**TASK BRIEF**
Return the lines where the word "ecologie" occurs.
────────────────────
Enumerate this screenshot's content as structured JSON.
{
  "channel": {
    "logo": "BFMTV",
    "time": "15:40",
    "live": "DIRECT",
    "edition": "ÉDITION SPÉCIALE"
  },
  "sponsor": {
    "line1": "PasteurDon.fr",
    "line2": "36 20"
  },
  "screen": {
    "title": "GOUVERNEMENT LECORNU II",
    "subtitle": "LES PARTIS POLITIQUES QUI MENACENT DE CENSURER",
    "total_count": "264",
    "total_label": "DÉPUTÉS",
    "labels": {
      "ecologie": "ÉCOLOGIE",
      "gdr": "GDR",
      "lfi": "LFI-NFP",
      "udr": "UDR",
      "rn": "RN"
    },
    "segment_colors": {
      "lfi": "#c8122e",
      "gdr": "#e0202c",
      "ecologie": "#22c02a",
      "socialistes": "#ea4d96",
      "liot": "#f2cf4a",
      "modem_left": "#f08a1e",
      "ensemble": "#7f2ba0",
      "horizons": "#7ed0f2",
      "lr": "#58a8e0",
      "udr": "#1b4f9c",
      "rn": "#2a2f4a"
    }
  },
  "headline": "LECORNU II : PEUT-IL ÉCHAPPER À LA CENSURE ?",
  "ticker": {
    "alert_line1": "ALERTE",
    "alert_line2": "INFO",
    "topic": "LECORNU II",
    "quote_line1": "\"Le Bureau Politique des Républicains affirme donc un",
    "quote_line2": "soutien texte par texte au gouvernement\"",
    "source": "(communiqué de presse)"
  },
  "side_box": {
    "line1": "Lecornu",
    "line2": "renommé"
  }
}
────────────────────
**RESPONSE TO THE EXERCISE**
      "ecologie": "ÉCOLOGIE",
      "ecologie": "#22c02a",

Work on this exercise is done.